[What to do] Present the following data again exactly as it is shown.

[begin Items]

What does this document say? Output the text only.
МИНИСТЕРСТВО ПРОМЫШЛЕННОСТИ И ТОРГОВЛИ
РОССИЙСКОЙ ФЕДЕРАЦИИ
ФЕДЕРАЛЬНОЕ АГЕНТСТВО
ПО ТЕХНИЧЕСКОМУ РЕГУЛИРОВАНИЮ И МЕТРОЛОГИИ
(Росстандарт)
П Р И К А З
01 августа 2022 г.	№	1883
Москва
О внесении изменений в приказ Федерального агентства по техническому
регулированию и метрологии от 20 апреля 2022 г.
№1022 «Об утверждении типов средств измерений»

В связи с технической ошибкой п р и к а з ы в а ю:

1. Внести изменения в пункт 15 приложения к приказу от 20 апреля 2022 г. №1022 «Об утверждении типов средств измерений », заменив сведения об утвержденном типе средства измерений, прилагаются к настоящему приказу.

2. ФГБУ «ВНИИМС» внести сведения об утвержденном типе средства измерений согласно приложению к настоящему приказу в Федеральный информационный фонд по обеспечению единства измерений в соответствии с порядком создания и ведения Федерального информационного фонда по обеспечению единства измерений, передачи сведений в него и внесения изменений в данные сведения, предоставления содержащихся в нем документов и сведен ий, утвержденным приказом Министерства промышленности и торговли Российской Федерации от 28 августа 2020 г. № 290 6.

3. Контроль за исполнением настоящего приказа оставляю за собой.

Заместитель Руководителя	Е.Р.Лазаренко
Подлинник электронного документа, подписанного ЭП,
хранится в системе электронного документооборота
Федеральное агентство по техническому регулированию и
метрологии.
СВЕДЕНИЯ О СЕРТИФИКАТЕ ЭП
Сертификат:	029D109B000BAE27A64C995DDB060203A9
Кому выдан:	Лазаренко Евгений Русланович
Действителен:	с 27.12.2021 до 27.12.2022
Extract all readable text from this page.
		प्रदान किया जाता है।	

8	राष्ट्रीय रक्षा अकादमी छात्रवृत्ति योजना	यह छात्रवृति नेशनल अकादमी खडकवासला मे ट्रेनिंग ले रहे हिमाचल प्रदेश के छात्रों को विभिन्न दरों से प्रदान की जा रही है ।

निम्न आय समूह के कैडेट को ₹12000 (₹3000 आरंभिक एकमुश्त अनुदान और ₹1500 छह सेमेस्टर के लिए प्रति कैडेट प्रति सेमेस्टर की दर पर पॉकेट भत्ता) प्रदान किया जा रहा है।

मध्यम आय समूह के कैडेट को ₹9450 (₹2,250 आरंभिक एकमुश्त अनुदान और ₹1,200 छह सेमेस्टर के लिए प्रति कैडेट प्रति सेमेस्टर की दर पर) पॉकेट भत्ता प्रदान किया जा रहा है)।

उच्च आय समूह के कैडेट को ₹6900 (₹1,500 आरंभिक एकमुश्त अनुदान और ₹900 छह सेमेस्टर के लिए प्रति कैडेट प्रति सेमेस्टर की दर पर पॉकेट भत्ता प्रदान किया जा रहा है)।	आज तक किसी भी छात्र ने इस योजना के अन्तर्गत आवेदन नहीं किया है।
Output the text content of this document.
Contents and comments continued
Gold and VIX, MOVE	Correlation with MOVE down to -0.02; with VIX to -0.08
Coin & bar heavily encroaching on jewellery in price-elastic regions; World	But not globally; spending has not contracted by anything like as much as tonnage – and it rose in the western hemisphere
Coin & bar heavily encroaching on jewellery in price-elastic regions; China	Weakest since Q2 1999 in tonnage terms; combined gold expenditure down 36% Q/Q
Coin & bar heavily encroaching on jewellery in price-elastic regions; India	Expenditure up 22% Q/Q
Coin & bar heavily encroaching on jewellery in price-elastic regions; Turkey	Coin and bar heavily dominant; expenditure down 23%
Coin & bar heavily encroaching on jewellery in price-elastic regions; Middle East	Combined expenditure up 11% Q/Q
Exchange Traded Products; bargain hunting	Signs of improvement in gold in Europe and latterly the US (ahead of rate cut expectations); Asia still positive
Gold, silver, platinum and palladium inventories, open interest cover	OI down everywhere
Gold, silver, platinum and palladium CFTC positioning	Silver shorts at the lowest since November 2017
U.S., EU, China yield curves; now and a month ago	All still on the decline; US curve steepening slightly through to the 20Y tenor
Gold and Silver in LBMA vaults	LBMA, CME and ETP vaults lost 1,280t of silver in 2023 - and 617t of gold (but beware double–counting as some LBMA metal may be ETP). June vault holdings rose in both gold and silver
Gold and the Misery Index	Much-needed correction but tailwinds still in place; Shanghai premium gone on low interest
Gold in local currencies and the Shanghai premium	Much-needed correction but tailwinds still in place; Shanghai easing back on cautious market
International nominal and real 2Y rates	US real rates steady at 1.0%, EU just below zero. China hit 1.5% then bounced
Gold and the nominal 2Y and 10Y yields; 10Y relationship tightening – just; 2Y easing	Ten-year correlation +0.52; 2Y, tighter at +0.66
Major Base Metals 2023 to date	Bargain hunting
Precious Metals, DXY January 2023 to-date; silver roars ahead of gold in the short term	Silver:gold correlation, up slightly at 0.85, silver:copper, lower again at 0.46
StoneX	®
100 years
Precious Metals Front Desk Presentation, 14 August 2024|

[end Items]

[Written solution]
What does this document say? Output the text only.
МИНИСТЕРСТВО ПРОМЫШЛЕННОСТИ И ТОРГОВЛИ
РОССИЙСКОЙ ФЕДЕРАЦИИ
ФЕДЕРАЛЬНОЕ АГЕНТСТВО
ПО ТЕХНИЧЕСКОМУ РЕГУЛИРОВАНИЮ И МЕТРОЛОГИИ
(Росстандарт)
П Р И К А З
01 августа 2022 г.	№	1883
Москва
О внесении изменений в приказ Федерального агентства по техническому
регулированию и метрологии от 20 апреля 2022 г.
№1022 «Об утверждении типов средств измерений»

В связи с технической ошибкой п р и к а з ы в а ю:

1. Внести изменения в пункт 15 приложения к приказу от 20 апреля 2022 г. №1022 «Об утверждении типов средств измерений », заменив сведения об утвержденном типе средства измерений, прилагаются к настоящему приказу.

2. ФГБУ «ВНИИМС» внести сведения об утвержденном типе средства измерений согласно приложению к настоящему приказу в Федеральный информационный фонд по обеспечению единства измерений в соответствии с порядком создания и ведения Федерального информационного фонда по обеспечению единства измерений, передачи сведений в него и внесения изменений в данные сведения, предоставления содержащихся в нем документов и сведен ий, утвержденным приказом Министерства промышленности и торговли Российской Федерации от 28 августа 2020 г. № 290 6.

3. Контроль за исполнением настоящего приказа оставляю за собой.

Заместитель Руководителя	Е.Р.Лазаренко
Подлинник электронного документа, подписанного ЭП,
хранится в системе электронного документооборота
Федеральное агентство по техническому регулированию и
метрологии.
СВЕДЕНИЯ О СЕРТИФИКАТЕ ЭП
Сертификат:	029D109B000BAE27A64C995DDB060203A9
Кому выдан:	Лазаренко Евгений Русланович
Действителен:	с 27.12.2021 до 27.12.2022
Extract all readable text from this page.
		प्रदान किया जाता है।	

8	राष्ट्रीय रक्षा अकादमी छात्रवृत्ति योजना	यह छात्रवृति नेशनल अकादमी खडकवासला मे ट्रेनिंग ले रहे हिमाचल प्रदेश के छात्रों को विभिन्न दरों से प्रदान की जा रही है ।

निम्न आय समूह के कैडेट को ₹12000 (₹3000 आरंभिक एकमुश्त अनुदान और ₹1500 छह सेमेस्टर के लिए प्रति कैडेट प्रति सेमेस्टर की दर पर पॉकेट भत्ता) प्रदान किया जा रहा है।

मध्यम आय समूह के कैडेट को ₹9450 (₹2,250 आरंभिक एकमुश्त अनुदान और ₹1,200 छह सेमेस्टर के लिए प्रति कैडेट प्रति सेमेस्टर की दर पर) पॉकेट भत्ता प्रदान किया जा रहा है)।

उच्च आय समूह के कैडेट को ₹6900 (₹1,500 आरंभिक एकमुश्त अनुदान और ₹900 छह सेमेस्टर के लिए प्रति कैडेट प्रति सेमेस्टर की दर पर पॉकेट भत्ता प्रदान किया जा रहा है)।	आज तक किसी भी छात्र ने इस योजना के अन्तर्गत आवेदन नहीं किया है।
Output the text content of this document.
Contents and comments continued
Gold and VIX, MOVE	Correlation with MOVE down to -0.02; with VIX to -0.08
Coin & bar heavily encroaching on jewellery in price-elastic regions; World	But not globally; spending has not contracted by anything like as much as tonnage – and it rose in the western hemisphere
Coin & bar heavily encroaching on jewellery in price-elastic regions; China	Weakest since Q2 1999 in tonnage terms; combined gold expenditure down 36% Q/Q
Coin & bar heavily encroaching on jewellery in price-elastic regions; India	Expenditure up 22% Q/Q
Coin & bar heavily encroaching on jewellery in price-elastic regions; Turkey	Coin and bar heavily dominant; expenditure down 23%
Coin & bar heavily encroaching on jewellery in price-elastic regions; Middle East	Combined expenditure up 11% Q/Q
Exchange Traded Products; bargain hunting	Signs of improvement in gold in Europe and latterly the US (ahead of rate cut expectations); Asia still positive
Gold, silver, platinum and palladium inventories, open interest cover	OI down everywhere
Gold, silver, platinum and palladium CFTC positioning	Silver shorts at the lowest since November 2017
U.S., EU, China yield curves; now and a month ago	All still on the decline; US curve steepening slightly through to the 20Y tenor
Gold and Silver in LBMA vaults	LBMA, CME and ETP vaults lost 1,280t of silver in 2023 - and 617t of gold (but beware double–counting as some LBMA metal may be ETP). June vault holdings rose in both gold and silver
Gold and the Misery Index	Much-needed correction but tailwinds still in place; Shanghai premium gone on low interest
Gold in local currencies and the Shanghai premium	Much-needed correction but tailwinds still in place; Shanghai easing back on cautious market
International nominal and real 2Y rates	US real rates steady at 1.0%, EU just below zero. China hit 1.5% then bounced
Gold and the nominal 2Y and 10Y yields; 10Y relationship tightening – just; 2Y easing	Ten-year correlation +0.52; 2Y, tighter at +0.66
Major Base Metals 2023 to date	Bargain hunting
Precious Metals, DXY January 2023 to-date; silver roars ahead of gold in the short term	Silver:gold correlation, up slightly at 0.85, silver:copper, lower again at 0.46
StoneX	®
100 years
Precious Metals Front Desk Presentation, 14 August 2024|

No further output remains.